Task details -
Print all the entries verbatim.

Material to process -
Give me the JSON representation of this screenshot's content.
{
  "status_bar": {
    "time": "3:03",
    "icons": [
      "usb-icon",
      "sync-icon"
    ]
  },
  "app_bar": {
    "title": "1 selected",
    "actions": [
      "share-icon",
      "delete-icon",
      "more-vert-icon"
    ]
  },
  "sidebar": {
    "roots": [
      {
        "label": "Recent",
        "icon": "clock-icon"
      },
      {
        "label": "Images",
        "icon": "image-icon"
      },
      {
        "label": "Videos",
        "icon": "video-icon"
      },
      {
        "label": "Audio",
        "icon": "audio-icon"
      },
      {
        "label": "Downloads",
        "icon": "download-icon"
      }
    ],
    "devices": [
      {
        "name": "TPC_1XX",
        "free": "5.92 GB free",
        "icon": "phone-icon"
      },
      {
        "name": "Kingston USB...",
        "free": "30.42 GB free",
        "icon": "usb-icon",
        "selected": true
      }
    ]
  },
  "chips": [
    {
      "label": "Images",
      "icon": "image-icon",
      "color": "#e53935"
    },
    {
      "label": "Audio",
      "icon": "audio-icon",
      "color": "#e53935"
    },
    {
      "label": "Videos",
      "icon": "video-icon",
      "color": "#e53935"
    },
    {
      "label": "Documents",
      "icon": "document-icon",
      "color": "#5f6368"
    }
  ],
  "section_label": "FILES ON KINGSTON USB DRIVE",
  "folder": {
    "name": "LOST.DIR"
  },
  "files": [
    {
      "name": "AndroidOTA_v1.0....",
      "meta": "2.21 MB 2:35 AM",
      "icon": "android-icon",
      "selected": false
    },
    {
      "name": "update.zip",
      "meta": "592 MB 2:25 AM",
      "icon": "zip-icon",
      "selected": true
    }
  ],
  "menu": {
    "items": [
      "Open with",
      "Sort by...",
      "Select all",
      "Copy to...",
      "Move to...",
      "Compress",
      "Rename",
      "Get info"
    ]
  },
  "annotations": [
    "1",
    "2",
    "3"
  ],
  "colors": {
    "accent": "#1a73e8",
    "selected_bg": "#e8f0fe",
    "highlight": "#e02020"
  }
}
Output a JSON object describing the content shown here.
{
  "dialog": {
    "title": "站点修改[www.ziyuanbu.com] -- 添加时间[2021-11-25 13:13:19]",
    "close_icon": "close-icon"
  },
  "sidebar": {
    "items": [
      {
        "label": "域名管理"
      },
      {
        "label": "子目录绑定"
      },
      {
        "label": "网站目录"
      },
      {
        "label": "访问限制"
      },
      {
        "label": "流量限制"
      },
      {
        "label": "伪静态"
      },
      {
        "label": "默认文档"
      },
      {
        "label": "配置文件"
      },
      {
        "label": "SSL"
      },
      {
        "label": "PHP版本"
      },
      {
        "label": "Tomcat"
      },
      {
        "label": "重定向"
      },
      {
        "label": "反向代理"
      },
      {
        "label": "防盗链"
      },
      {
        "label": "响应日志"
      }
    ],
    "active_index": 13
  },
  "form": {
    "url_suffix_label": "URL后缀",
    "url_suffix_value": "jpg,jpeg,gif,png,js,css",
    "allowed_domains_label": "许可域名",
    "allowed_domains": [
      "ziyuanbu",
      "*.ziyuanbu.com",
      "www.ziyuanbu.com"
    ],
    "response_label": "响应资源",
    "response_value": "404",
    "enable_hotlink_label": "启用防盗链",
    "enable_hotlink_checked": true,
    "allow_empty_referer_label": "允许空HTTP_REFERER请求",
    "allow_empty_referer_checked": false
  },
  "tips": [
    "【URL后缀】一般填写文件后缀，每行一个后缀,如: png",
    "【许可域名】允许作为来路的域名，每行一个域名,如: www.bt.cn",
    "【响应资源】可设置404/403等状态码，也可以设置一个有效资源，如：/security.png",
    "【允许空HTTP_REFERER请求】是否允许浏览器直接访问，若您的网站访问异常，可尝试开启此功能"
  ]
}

Correct result -
Give me the JSON representation of this screenshot's content.
{
  "status_bar": {
    "time": "3:03",
    "icons": [
      "usb-icon",
      "sync-icon"
    ]
  },
  "app_bar": {
    "title": "1 selected",
    "actions": [
      "share-icon",
      "delete-icon",
      "more-vert-icon"
    ]
  },
  "sidebar": {
    "roots": [
      {
        "label": "Recent",
        "icon": "clock-icon"
      },
      {
        "label": "Images",
        "icon": "image-icon"
      },
      {
        "label": "Videos",
        "icon": "video-icon"
      },
      {
        "label": "Audio",
        "icon": "audio-icon"
      },
      {
        "label": "Downloads",
        "icon": "download-icon"
      }
    ],
    "devices": [
      {
        "name": "TPC_1XX",
        "free": "5.92 GB free",
        "icon": "phone-icon"
      },
      {
        "name": "Kingston USB...",
        "free": "30.42 GB free",
        "icon": "usb-icon",
        "selected": true
      }
    ]
  },
  "chips": [
    {
      "label": "Images",
      "icon": "image-icon",
      "color": "#e53935"
    },
    {
      "label": "Audio",
      "icon": "audio-icon",
      "color": "#e53935"
    },
    {
      "label": "Videos",
      "icon": "video-icon",
      "color": "#e53935"
    },
    {
      "label": "Documents",
      "icon": "document-icon",
      "color": "#5f6368"
    }
  ],
  "section_label": "FILES ON KINGSTON USB DRIVE",
  "folder": {
    "name": "LOST.DIR"
  },
  "files": [
    {
      "name": "AndroidOTA_v1.0....",
      "meta": "2.21 MB 2:35 AM",
      "icon": "android-icon",
      "selected": false
    },
    {
      "name": "update.zip",
      "meta": "592 MB 2:25 AM",
      "icon": "zip-icon",
      "selected": true
    }
  ],
  "menu": {
    "items": [
      "Open with",
      "Sort by...",
      "Select all",
      "Copy to...",
      "Move to...",
      "Compress",
      "Rename",
      "Get info"
    ]
  },
  "annotations": [
    "1",
    "2",
    "3"
  ],
  "colors": {
    "accent": "#1a73e8",
    "selected_bg": "#e8f0fe",
    "highlight": "#e02020"
  }
}
Output a JSON object describing the content shown here.
{
  "dialog": {
    "title": "站点修改[www.ziyuanbu.com] -- 添加时间[2021-11-25 13:13:19]",
    "close_icon": "close-icon"
  },
  "sidebar": {
    "items": [
      {
        "label": "域名管理"
      },
      {
        "label": "子目录绑定"
      },
      {
        "label": "网站目录"
      },
      {
        "label": "访问限制"
      },
      {
        "label": "流量限制"
      },
      {
        "label": "伪静态"
      },
      {
        "label": "默认文档"
      },
      {
        "label": "配置文件"
      },
      {
        "label": "SSL"
      },
      {
        "label": "PHP版本"
      },
      {
        "label": "Tomcat"
      },
      {
        "label": "重定向"
      },
      {
        "label": "反向代理"
      },
      {
        "label": "防盗链"
      },
      {
        "label": "响应日志"
      }
    ],
    "active_index": 13
  },
  "form": {
    "url_suffix_label": "URL后缀",
    "url_suffix_value": "jpg,jpeg,gif,png,js,css",
    "allowed_domains_label": "许可域名",
    "allowed_domains": [
      "ziyuanbu",
      "*.ziyuanbu.com",
      "www.ziyuanbu.com"
    ],
    "response_label": "响应资源",
    "response_value": "404",
    "enable_hotlink_label": "启用防盗链",
    "enable_hotlink_checked": true,
    "allow_empty_referer_label": "允许空HTTP_REFERER请求",
    "allow_empty_referer_checked": false
  },
  "tips": [
    "【URL后缀】一般填写文件后缀，每行一个后缀,如: png",
    "【许可域名】允许作为来路的域名，每行一个域名,如: www.bt.cn",
    "【响应资源】可设置404/403等状态码，也可以设置一个有效资源，如：/security.png",
    "【允许空HTTP_REFERER请求】是否允许浏览器直接访问，若您的网站访问异常，可尝试开启此功能"
  ]
}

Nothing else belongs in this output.